◆ Objective
Find each line containing the string "about". Copy it.

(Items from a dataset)
######

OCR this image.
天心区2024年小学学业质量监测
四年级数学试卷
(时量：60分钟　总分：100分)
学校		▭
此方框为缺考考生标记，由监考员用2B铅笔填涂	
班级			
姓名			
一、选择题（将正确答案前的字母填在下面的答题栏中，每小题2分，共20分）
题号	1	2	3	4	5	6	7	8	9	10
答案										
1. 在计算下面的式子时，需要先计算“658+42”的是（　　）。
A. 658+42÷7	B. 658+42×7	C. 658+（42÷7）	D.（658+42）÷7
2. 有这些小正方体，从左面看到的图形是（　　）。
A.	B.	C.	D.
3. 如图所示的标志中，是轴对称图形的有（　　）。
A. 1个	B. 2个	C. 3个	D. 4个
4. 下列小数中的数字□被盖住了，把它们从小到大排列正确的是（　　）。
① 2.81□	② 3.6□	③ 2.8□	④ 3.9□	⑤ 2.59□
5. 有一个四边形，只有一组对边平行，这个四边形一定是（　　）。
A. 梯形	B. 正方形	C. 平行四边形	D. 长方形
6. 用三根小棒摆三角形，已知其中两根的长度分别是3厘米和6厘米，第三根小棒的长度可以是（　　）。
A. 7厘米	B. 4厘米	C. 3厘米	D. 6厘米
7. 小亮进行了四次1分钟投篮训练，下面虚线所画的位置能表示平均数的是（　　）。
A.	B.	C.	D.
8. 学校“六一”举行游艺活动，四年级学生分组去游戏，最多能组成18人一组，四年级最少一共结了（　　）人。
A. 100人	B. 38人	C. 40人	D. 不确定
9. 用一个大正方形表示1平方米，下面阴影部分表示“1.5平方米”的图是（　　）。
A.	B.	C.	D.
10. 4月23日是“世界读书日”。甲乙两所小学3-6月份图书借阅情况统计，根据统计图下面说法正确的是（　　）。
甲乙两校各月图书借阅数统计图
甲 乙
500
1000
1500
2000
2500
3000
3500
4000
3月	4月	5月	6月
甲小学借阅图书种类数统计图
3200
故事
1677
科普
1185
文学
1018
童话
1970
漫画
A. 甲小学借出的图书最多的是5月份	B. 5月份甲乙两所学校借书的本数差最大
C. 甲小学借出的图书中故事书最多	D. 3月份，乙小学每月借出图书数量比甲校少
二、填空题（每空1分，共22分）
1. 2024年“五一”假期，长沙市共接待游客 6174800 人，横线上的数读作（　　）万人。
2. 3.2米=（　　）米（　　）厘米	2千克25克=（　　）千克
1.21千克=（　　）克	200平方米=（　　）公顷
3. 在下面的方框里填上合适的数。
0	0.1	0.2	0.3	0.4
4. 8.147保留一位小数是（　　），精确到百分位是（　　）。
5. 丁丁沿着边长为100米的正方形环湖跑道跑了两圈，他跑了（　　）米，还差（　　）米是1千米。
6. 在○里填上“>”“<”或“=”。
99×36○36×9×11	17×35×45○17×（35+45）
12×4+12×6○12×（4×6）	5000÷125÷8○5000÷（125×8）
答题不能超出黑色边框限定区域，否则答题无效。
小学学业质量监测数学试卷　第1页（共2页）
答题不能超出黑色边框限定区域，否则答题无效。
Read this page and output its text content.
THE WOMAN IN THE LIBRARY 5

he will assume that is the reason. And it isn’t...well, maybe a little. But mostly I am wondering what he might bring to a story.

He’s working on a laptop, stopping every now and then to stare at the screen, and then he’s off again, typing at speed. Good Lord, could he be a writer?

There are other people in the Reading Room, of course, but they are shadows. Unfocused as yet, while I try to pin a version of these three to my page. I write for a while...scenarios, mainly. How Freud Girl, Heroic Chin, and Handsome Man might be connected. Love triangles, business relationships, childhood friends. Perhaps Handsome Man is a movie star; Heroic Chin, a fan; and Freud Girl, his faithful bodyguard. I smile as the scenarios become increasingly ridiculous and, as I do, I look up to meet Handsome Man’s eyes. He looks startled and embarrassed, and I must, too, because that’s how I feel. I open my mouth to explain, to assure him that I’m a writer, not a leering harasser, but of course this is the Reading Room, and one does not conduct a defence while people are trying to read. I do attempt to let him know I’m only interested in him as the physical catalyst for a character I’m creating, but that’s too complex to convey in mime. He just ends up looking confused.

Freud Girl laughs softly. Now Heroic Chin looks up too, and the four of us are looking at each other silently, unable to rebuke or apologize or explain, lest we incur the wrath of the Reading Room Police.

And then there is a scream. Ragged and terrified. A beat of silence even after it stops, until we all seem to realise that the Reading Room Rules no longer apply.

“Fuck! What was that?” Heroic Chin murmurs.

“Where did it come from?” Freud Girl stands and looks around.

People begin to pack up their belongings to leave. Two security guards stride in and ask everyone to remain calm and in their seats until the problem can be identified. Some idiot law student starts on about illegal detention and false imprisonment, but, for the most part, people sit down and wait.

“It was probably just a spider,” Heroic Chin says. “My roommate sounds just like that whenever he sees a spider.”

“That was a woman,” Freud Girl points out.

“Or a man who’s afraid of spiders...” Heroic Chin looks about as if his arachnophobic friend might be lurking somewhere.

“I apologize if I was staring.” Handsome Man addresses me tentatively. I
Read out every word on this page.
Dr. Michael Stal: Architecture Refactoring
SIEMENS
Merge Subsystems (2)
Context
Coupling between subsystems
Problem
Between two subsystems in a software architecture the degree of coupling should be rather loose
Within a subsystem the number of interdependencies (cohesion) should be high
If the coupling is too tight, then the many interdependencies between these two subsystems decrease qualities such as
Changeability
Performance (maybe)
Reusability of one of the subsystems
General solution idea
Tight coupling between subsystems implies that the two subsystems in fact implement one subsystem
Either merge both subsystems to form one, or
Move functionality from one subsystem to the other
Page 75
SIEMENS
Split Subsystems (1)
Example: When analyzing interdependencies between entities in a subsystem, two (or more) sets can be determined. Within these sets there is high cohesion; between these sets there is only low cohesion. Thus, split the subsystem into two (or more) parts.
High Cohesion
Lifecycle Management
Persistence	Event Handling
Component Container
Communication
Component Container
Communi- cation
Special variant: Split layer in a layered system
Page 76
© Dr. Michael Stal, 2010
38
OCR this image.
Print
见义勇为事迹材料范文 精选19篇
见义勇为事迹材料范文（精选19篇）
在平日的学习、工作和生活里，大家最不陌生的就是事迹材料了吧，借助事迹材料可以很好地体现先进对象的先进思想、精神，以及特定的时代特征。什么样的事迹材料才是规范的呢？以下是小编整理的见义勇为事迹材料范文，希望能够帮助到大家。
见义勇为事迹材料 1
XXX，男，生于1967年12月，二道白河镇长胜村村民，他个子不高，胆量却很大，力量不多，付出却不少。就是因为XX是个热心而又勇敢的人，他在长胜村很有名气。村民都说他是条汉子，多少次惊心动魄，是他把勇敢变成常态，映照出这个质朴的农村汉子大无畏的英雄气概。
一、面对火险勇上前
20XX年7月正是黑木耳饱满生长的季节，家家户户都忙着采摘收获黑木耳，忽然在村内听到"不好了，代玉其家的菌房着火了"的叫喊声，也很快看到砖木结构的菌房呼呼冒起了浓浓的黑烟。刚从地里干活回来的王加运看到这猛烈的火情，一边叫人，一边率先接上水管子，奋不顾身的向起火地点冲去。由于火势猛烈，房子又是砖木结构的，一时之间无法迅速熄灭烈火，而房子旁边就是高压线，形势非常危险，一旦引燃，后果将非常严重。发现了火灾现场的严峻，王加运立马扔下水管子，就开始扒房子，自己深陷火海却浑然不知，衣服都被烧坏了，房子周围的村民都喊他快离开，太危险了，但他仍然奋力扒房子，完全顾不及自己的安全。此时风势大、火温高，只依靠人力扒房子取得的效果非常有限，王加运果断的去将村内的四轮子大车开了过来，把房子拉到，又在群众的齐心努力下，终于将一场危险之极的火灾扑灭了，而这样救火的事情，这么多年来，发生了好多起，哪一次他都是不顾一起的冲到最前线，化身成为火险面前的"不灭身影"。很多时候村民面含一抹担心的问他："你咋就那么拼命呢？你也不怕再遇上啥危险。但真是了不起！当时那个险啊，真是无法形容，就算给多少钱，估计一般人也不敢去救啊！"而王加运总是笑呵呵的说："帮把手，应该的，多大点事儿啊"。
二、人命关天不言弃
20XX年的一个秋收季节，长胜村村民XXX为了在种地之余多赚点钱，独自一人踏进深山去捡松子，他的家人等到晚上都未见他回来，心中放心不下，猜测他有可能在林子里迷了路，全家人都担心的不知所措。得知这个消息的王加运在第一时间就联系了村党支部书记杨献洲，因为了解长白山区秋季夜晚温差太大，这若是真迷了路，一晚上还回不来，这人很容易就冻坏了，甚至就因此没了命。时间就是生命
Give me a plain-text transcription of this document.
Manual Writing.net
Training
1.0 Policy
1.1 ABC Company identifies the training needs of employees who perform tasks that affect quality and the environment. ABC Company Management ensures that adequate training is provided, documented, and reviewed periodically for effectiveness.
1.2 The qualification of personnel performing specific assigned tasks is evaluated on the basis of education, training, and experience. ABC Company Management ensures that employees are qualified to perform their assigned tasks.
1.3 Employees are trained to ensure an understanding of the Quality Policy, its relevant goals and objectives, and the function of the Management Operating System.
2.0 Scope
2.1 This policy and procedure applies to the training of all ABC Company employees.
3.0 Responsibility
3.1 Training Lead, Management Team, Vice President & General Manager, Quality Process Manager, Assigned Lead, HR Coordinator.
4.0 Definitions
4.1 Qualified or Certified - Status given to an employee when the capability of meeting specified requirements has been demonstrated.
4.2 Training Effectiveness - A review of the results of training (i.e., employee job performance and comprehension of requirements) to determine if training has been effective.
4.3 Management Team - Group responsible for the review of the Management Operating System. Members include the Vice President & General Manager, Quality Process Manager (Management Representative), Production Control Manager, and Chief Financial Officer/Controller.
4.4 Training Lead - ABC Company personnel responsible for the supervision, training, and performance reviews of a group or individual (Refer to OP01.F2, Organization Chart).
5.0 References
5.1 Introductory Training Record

######

◆ Response below
People begin to pack up their belongings to leave. Two security guards stride in and ask everyone to remain calm and in their seats until the problem can be identified. Some idiot law student starts on about illegal detention and false imprisonment, but, for the most part, people sit down and wait.
“Or a man who’s afraid of spiders...” Heroic Chin looks about as if his arachnophobic friend might be lurking somewhere.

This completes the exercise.